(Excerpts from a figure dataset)
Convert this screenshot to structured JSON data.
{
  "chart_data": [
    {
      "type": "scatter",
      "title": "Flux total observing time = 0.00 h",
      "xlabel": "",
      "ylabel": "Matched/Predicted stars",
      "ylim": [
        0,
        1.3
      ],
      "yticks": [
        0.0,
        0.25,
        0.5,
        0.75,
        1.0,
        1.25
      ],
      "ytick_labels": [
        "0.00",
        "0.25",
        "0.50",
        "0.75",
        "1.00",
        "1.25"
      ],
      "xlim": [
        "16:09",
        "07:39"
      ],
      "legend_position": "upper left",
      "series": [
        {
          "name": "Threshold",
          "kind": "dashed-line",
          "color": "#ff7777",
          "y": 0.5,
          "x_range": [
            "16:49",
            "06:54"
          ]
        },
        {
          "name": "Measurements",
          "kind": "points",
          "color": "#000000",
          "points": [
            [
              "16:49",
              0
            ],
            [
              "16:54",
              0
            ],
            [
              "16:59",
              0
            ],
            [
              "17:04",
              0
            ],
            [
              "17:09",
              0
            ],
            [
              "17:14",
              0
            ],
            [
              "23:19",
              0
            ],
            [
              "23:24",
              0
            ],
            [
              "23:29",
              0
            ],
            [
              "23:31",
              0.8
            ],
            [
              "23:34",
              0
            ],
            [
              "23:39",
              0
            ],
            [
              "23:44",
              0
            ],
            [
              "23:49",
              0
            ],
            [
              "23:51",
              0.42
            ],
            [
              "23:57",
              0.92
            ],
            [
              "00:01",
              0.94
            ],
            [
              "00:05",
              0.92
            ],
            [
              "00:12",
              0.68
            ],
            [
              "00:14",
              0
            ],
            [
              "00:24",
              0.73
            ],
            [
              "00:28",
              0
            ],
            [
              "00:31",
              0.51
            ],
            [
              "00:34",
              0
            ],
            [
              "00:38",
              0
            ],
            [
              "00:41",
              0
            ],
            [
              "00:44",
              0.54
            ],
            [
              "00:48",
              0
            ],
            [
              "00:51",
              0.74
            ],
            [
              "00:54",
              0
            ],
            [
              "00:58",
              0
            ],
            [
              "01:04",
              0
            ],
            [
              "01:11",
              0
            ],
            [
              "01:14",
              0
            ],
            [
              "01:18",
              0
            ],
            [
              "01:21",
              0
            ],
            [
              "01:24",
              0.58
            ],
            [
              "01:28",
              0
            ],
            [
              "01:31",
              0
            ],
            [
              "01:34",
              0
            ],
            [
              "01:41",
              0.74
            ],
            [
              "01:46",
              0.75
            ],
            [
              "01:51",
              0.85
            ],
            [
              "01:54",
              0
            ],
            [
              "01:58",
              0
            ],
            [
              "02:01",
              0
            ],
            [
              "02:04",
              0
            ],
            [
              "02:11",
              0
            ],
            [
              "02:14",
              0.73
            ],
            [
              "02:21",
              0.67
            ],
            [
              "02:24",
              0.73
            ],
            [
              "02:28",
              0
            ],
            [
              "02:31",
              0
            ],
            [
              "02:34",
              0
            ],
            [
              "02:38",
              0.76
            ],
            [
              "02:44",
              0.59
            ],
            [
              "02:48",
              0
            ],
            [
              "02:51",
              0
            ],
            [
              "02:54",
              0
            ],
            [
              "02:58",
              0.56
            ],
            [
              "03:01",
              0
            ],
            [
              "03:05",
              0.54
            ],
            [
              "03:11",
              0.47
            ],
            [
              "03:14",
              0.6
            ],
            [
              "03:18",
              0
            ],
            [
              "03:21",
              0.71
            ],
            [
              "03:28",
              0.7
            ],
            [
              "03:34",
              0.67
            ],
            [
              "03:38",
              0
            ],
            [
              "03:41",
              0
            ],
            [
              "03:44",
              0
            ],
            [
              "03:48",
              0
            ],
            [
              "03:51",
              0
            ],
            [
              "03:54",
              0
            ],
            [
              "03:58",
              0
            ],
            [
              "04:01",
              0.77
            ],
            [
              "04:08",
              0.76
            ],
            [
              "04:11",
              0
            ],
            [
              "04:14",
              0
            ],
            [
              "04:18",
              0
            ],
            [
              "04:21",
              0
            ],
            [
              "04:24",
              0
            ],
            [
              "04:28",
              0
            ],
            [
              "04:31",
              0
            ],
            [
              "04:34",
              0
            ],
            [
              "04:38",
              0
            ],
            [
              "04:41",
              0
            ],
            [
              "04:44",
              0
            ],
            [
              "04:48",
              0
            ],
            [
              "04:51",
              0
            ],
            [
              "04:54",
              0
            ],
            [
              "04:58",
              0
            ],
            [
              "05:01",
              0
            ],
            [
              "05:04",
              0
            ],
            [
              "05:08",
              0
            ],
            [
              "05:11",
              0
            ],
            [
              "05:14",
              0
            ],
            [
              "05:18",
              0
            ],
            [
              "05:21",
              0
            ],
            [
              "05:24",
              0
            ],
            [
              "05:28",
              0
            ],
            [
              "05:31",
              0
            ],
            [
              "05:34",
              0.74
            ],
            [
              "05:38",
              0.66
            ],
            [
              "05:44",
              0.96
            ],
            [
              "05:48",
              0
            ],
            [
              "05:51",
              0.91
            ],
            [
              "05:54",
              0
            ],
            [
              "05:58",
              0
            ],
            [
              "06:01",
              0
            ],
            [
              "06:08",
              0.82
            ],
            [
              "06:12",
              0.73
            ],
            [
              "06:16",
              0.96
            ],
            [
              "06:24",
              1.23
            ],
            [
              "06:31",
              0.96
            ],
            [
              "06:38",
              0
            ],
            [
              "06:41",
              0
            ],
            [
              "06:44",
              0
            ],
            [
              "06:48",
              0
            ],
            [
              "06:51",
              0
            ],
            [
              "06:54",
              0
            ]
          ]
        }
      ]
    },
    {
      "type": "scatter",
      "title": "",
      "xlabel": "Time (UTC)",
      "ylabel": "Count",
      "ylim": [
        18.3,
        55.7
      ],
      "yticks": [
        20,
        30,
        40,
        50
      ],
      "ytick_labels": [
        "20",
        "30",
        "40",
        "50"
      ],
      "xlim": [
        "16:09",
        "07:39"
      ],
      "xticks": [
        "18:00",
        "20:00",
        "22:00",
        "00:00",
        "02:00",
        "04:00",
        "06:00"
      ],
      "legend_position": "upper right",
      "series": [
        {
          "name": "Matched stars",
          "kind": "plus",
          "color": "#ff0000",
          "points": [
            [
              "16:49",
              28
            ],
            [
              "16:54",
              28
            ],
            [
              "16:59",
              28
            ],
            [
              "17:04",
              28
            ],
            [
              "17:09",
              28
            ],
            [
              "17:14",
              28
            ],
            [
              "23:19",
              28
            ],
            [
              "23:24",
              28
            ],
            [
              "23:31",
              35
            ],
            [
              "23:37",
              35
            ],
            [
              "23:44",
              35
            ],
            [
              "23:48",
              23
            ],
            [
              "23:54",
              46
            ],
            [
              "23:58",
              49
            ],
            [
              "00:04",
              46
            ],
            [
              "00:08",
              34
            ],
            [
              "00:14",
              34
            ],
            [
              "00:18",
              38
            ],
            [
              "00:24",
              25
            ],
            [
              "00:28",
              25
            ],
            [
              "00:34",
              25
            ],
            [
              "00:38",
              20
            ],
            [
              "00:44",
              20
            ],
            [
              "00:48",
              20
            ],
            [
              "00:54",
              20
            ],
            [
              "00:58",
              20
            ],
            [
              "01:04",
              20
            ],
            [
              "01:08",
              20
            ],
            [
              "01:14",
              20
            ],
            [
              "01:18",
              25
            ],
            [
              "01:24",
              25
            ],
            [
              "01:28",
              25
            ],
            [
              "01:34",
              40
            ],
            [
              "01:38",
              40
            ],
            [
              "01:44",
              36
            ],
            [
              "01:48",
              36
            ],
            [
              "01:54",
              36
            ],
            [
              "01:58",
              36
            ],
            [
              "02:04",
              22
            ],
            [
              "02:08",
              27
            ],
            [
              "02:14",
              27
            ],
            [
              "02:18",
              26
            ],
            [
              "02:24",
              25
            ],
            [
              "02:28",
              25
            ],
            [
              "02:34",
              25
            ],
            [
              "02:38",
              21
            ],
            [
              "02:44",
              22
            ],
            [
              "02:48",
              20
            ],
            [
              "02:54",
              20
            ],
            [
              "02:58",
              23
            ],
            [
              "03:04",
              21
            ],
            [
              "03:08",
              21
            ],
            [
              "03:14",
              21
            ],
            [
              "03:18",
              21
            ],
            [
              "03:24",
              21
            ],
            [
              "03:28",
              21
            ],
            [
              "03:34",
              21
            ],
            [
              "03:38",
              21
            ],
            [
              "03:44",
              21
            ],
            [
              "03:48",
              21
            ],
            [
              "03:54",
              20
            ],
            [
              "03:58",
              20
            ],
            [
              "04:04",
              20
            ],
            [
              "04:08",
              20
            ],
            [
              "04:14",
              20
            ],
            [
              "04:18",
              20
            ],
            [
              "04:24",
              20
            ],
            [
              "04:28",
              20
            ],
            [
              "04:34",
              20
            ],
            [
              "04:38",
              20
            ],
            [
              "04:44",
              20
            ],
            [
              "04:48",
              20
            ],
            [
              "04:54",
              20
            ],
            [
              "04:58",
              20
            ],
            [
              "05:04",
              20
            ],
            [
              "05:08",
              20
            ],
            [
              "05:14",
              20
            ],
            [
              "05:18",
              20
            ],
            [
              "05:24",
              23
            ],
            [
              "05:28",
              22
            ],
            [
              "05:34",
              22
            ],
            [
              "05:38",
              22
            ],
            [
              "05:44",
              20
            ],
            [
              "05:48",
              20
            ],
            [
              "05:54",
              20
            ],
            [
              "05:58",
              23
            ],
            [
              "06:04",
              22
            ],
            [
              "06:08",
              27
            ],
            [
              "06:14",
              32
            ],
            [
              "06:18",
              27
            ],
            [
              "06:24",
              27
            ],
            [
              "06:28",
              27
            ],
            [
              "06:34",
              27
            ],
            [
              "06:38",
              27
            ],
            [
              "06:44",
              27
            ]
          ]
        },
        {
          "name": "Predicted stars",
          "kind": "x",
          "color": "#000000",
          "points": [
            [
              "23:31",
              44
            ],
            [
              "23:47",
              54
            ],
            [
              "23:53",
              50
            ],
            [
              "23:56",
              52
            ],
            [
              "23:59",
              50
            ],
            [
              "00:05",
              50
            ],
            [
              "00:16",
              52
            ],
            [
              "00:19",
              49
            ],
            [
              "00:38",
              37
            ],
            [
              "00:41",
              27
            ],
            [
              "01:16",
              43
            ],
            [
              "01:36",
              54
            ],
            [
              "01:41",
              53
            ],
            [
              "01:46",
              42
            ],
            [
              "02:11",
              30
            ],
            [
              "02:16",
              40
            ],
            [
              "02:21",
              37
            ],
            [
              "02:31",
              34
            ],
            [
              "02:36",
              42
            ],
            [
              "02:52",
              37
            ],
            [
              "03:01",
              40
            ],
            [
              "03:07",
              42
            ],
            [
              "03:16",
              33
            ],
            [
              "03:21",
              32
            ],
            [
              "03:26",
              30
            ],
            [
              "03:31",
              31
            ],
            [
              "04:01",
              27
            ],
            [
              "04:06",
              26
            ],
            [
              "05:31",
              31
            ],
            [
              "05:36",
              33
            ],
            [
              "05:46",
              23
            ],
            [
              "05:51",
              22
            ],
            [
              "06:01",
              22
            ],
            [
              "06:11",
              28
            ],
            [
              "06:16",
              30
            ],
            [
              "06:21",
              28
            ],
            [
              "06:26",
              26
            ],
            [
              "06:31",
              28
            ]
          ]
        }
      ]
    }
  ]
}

◆ **WHAT YOU SHOULD DO**: Which lines hold the word "ylabel"? Copy all of them.

◆ **TASK RESULT**:
      "ylabel": "Matched/Predicted stars",
      "ylabel": "Count",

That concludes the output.